2023-07-12 17:00:55

by Jens Axboe

[permalink] [raw]
Subject: [PATCHSET v2 0/8] Add io_uring futex/futexv support

Hi,

This patchset adds support for first futex wake and wait, and then
futexv. Patches 1..3 are just prep patches, patch 4 adds the wait
and wake support for io_uring, and then patches 5..7 are again prep
patches to end up with futexv support in patch 8.

For both wait/wake/waitv, we support the bitset variant, as the
"normal" variants can be easily implemented on top of that.

PI and requeue are not supported through io_uring, just the above
mentioned parts. This may change in the future, but in the spirit
of keeping this small (and based on what people have been asking for),
this is what we currently have.

When I did these patches, I forgot that Pavel had previously posted a
futex variant for io_uring. The major thing that had been holding me
back from people asking about futexes and io_uring, is that I wanted
to do this what I consider the right way - no usage of io-wq or thread
offload, an actually async implementation that is efficient to use
and don't rely on a blocking thread for futex wait/waitv. This is what
this patchset attempts to do, while being minimally invasive on the
futex side. I believe the diffstat reflects that.

→ **Data listing**
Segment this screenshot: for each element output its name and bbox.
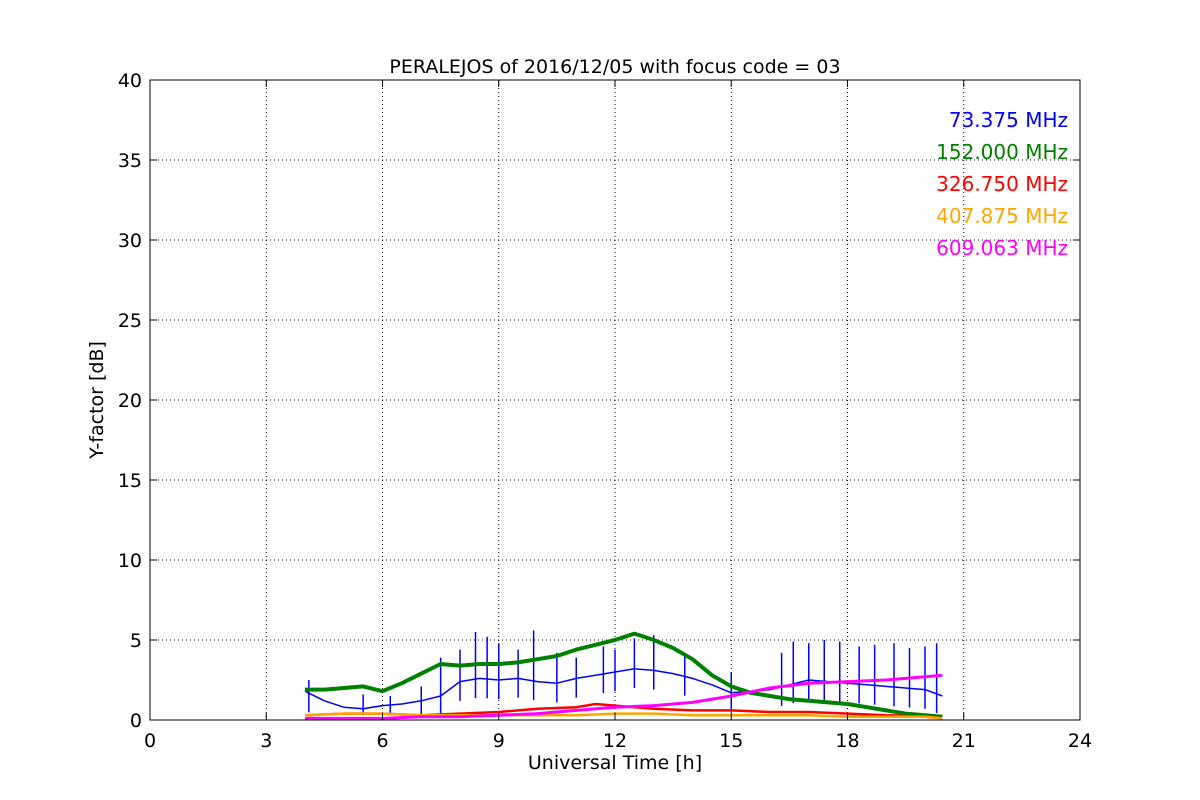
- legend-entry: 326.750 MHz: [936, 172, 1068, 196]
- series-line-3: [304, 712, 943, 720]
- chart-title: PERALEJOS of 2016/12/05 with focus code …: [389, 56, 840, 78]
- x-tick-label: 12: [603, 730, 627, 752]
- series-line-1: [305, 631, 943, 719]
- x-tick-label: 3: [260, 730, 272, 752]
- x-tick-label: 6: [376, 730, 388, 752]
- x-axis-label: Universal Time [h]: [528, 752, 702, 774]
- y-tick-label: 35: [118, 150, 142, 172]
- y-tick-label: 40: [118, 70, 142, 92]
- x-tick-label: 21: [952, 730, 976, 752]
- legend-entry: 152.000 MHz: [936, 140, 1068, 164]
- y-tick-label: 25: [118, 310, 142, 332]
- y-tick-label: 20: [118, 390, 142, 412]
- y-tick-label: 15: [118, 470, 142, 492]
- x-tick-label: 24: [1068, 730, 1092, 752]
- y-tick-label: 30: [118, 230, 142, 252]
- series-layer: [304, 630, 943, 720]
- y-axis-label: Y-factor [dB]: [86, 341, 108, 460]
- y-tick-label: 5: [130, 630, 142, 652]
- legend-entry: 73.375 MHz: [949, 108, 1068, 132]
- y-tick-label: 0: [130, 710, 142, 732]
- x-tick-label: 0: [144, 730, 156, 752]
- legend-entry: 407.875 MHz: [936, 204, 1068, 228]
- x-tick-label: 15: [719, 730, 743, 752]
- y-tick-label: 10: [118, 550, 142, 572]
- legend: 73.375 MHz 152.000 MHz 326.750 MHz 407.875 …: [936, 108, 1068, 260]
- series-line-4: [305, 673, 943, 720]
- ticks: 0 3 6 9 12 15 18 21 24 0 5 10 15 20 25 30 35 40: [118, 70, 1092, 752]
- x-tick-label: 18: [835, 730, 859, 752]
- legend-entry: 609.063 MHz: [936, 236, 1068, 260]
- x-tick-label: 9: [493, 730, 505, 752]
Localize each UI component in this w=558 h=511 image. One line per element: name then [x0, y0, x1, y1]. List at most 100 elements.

→ **Written exercise 1**
In the io_uring futex cover letter, which patch adds the wait and wake support for io_uring?
→ **Written exercise 2**
Continue the io_uring futex cover letter from its last sentence.

→ **Expected output 1**
Patch 4

→ **Expected output 2**
As far as I can recall, the first request for futex support with
io_uring came from Andres Freund, working on postgres. His aio rework
of postgres was one of the early adopters of io_uring, and futex
support was a natural extension for that. This is relevant from both
a usability point of view, as well as for effiency and performance.
In Andres's words, for the former:

"Futex wait support in io_uring makes it a lot easier to avoid deadlocks
in concurrent programs that have their own buffer pool: Obviously pages in
the application buffer pool have to be locked during IO. If the initiator
of IO A needs to wait for a held lock B, the holder of lock B might wait
for the IO A to complete. The ability to wait for a lock and IO
completions at the same time provides an efficient way to avoid such
deadlocks."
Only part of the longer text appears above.